Short exercise A: Quote the stretch of the ORA-01555 email thread from "RE: RE: ORA-01555" through "written in Cobol).".

=-=-=

RE: RE: ORA-01555 Mystery (Help)

2002-01-25 Thread Baker, Barbara


> Dick:
> This makes the assumption that Walter can get to the code, find out what
> it's doing, and make modifications.  (In our case, we can't.  The code is
> vendor-supplied, unchangeable, and is written in Cobol).
> 
> It also sounds like this might be happening in the middle of the night.
> I'd guess there's a limit to how much information Walter can gather about
> what happened 5 hours into the job at 3:00 am
> 
> If he's desperate to get the data loaded and he can't change the sql, then
> his options are limited.
> 
> I believe all the possible causes for 1555 errors have been listed in this
> thread.  Hopefully he can identify which is causing the grief and find a
> resolution.
> 
> Barb
> 
> 
>   --
>   From:   [EMAIL PROTECTED][SMTP:[EMAIL PROTECTED]]
>   Sent:   Friday, January 25, 2002 11:09 AM
>   To: Baker; Barbara; Multiple recipients of list ORACLE-L
>   Subject:Re:RE: ORA-01555 Mystery (Help)
> 
>   Barb,
> 
>   I've tried Steve's idea in the past and although it sorta fixed
> the problem
>   with the large batch job, it created problems elsewhere.  It also
> did not
>   totally fix the problem when other applications updated parts of the
> table(s)
>   and committed their transaction.  Many folks believe that by
> allocating a large
>   rollback segment to their session they have fixed the problem.

=-=-=

Short exercise B: In the records, reproduce the lines from the one containing "node-generate-thank-you-email[interactable]: Generate Thank" through the one containing "silo-label-confirmation: Silo1_Confirmation —", swapping "Silo3_PostTour" for "Silo3_FollowUp" and leaving all else unchanged. Return only those lines.

[Element region listings]
=-=-=

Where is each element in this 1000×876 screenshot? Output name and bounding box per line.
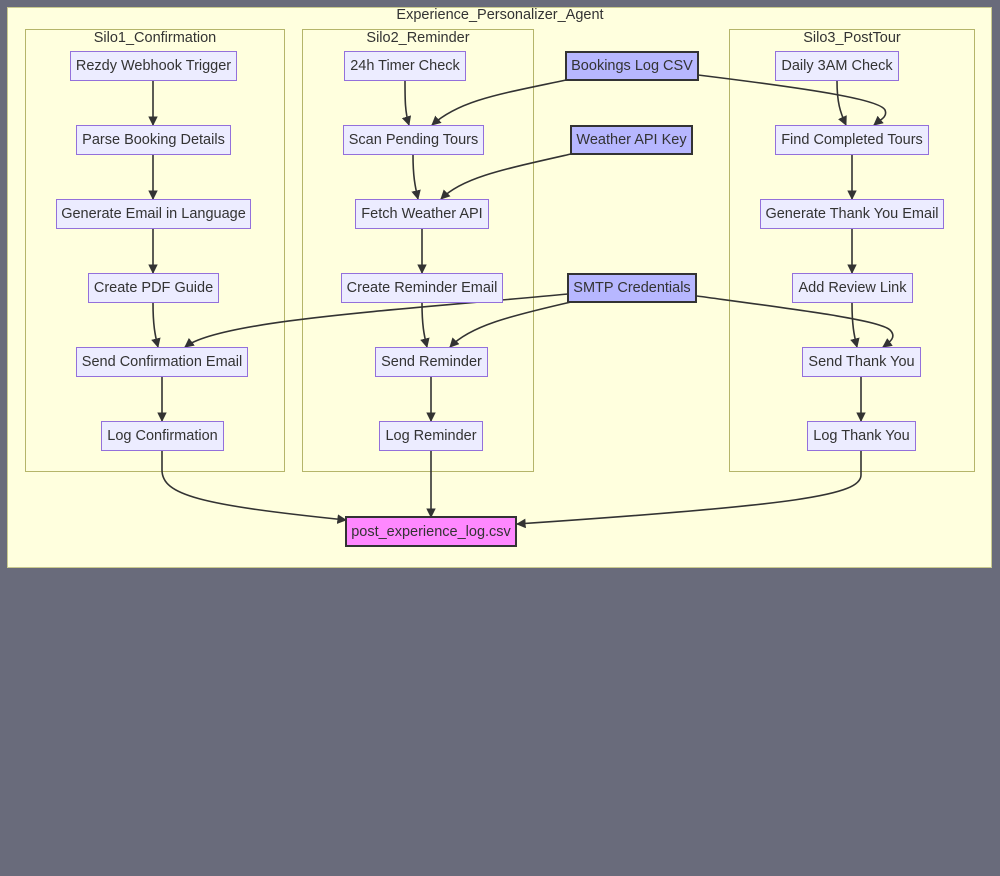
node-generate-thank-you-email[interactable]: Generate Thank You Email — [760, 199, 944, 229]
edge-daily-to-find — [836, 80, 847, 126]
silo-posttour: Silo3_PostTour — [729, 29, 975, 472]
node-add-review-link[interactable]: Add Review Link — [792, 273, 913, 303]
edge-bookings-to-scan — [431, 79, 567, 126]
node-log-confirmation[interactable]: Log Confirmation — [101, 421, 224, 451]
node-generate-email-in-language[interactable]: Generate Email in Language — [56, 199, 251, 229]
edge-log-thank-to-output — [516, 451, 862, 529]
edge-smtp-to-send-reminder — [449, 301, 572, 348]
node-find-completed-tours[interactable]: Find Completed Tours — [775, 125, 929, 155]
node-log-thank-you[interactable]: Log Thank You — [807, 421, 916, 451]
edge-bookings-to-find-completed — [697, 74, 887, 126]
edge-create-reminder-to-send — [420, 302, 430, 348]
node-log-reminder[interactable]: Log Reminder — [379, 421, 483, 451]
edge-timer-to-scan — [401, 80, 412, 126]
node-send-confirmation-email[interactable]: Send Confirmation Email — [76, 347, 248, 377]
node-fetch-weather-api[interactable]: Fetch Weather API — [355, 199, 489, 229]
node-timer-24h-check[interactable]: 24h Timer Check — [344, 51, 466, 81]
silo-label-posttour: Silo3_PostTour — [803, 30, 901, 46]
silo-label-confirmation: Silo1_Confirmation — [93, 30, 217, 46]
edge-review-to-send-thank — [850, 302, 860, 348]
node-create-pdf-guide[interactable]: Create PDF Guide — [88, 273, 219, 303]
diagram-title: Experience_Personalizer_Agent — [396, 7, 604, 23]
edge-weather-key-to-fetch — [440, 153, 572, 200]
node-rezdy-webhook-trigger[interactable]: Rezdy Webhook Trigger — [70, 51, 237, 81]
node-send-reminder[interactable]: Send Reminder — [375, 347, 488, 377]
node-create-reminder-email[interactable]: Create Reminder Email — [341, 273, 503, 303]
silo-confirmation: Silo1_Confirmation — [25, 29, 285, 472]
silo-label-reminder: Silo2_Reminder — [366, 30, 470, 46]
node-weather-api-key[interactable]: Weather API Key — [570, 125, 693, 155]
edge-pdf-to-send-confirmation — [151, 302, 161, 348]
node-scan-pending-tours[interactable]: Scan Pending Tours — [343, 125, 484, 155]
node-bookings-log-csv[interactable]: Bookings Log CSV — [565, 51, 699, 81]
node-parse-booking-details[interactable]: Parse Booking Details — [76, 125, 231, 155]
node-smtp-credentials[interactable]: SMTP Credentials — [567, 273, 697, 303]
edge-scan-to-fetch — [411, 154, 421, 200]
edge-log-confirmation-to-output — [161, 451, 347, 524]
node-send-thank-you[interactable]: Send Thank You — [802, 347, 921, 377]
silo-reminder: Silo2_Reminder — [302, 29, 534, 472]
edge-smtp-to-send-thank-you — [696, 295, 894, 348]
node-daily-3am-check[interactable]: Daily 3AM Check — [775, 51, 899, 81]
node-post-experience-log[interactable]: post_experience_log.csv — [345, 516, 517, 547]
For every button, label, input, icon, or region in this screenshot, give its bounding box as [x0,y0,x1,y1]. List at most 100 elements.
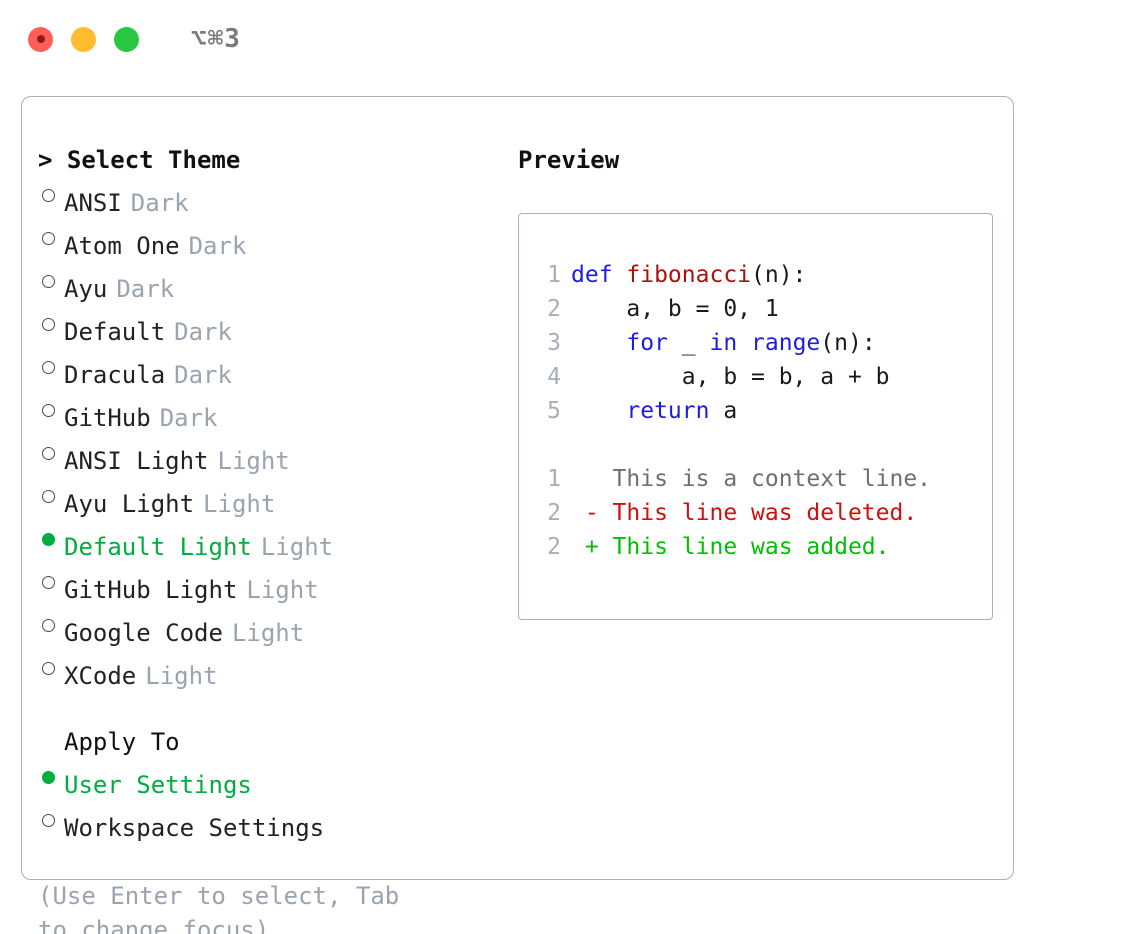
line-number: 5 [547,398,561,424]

=-=-=

Result A:
RE: RE: ORA-01555 Mystery (Help)

2002-01-25 Thread Baker, Barbara


> Dick:
> This makes the assumption that Walter can get to the code, find out what
> it's doing, and make modifications.  (In our case, we can't.  The code is
> vendor-supplied, unchangeable, and is written in Cobol).

Result B:
node-generate-thank-you-email[interactable]: Generate Thank You Email — [760, 199, 944, 229]
edge-daily-to-find — [836, 80, 847, 126]
silo-posttour: Silo3_FollowUp — [729, 29, 975, 472]
node-add-review-link[interactable]: Add Review Link — [792, 273, 913, 303]
edge-bookings-to-scan — [431, 79, 567, 126]
node-log-confirmation[interactable]: Log Confirmation — [101, 421, 224, 451]
node-generate-email-in-language[interactable]: Generate Email in Language — [56, 199, 251, 229]
edge-log-thank-to-output — [516, 451, 862, 529]
edge-smtp-to-send-reminder — [449, 301, 572, 348]
node-find-completed-tours[interactable]: Find Completed Tours — [775, 125, 929, 155]
node-log-thank-you[interactable]: Log Thank You — [807, 421, 916, 451]
edge-bookings-to-find-completed — [697, 74, 887, 126]
edge-create-reminder-to-send — [420, 302, 430, 348]
node-log-reminder[interactable]: Log Reminder — [379, 421, 483, 451]
edge-timer-to-scan — [401, 80, 412, 126]
node-send-confirmation-email[interactable]: Send Confirmation Email — [76, 347, 248, 377]
node-fetch-weather-api[interactable]: Fetch Weather API — [355, 199, 489, 229]
node-timer-24h-check[interactable]: 24h Timer Check — [344, 51, 466, 81]
silo-label-posttour: Silo3_FollowUp — [803, 30, 901, 46]
silo-label-confirmation: Silo1_Confirmation — [93, 30, 217, 46]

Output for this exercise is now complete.